> _SHORT PROBLEM_:
From the listing below, pull each line that includes "Diaz".

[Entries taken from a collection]
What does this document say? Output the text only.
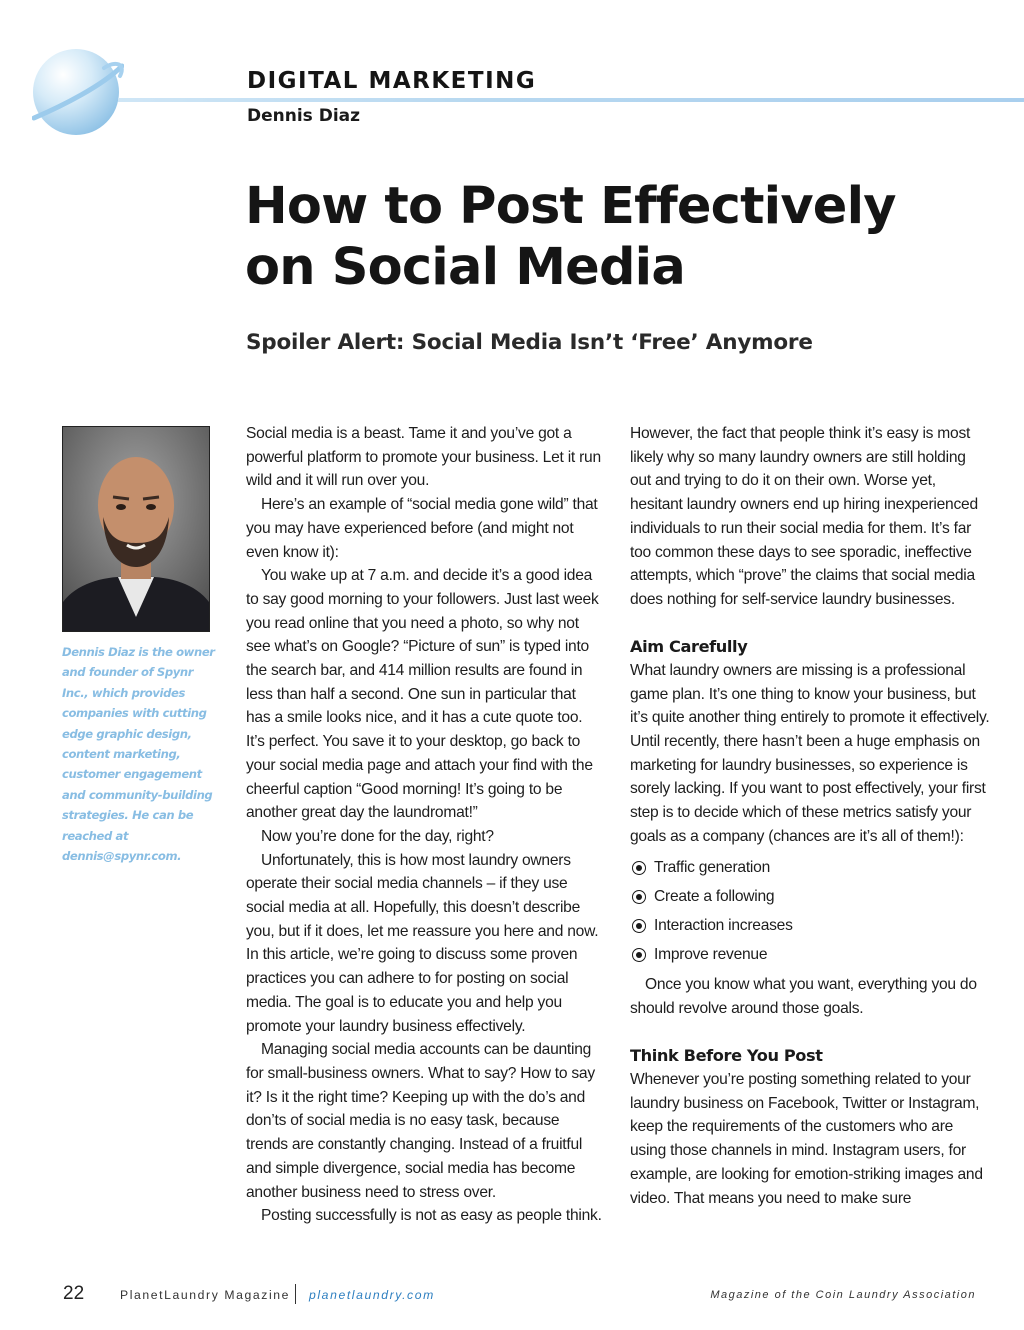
DIGITAL MARKETING
Dennis Diaz
How to Post Effectively
on Social Media
Spoiler Alert: Social Media Isn’t ‘Free’ Anymore
Dennis Diaz is the owner and founder of Spynr Inc., which provides companies with cutting edge graphic design, content marketing, customer engagement and community-building strategies. He can be reached at dennis@spynr.com.

Social media is a beast. Tame it and you’ve got a powerful platform to promote your business. Let it run wild and it will run over you.

Here’s an example of “social media gone wild” that you may have experienced before (and might not even know it):

You wake up at 7 a.m. and decide it’s a good idea to say good morning to your followers. Just last week you read online that you need a photo, so why not see what’s on Google? “Picture of sun” is typed into the search bar, and 414 million results are found in less than half a second. One sun in particular that has a smile looks nice, and it has a cute quote too. It’s perfect. You save it to your desktop, go back to your social media page and attach your find with the cheerful caption “Good morning! It’s going to be another great day the laundromat!”

Now you’re done for the day, right?

Unfortunately, this is how most laundry owners operate their social media channels – if they use social media at all. Hopefully, this doesn’t describe you, but if it does, let me reassure you here and now. In this article, we’re going to discuss some proven practices you can adhere to for posting on social media. The goal is to educate you and help you promote your laundry business effectively.

Managing social media accounts can be daunting for small-business owners. What to say? How to say it? Is it the right time? Keeping up with the do’s and don’ts of social media is no easy task, because trends are constantly changing. Instead of a fruitful and simple divergence, social media has become another business need to stress over.

Posting successfully is not as easy as people think.

However, the fact that people think it’s easy is most likely why so many laundry owners are still holding out and trying to do it on their own. Worse yet, hesitant laundry owners end up hiring inexperienced individuals to run their social media for them. It’s far too common these days to see sporadic, ineffective attempts, which “prove” the claims that social media does nothing for self-service laundry businesses.

Aim Carefully

What laundry owners are missing is a professional game plan. It’s one thing to know your business, but it’s quite another thing entirely to promote it effectively. Until recently, there hasn’t been a huge emphasis on marketing for laundry businesses, so experience is sorely lacking. If you want to post effectively, your first step is to decide which of these metrics satisfy your goals as a company (chances are it’s all of them!):

Traffic generation
Create a following
Interaction increases
Improve revenue

Once you know what you want, everything you do should revolve around those goals.

Think Before You Post

Whenever you’re posting something related to your laundry business on Facebook, Twitter or Instagram, keep the requirements of the customers who are using those channels in mind. Instagram users, for example, are looking for emotion-striking images and video. That means you need to make sure

22	PlanetLaundry Magazine planetlaundry.com	Magazine of the Coin Laundry Association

> _RESPONSE TO THIS TASK_:
Dennis Diaz
Dennis Diaz is the owner and founder of Spynr Inc., which provides companies with cutting edge graphic design, content marketing, customer engagement and community-building strategies. He can be reached at dennis@spynr.com.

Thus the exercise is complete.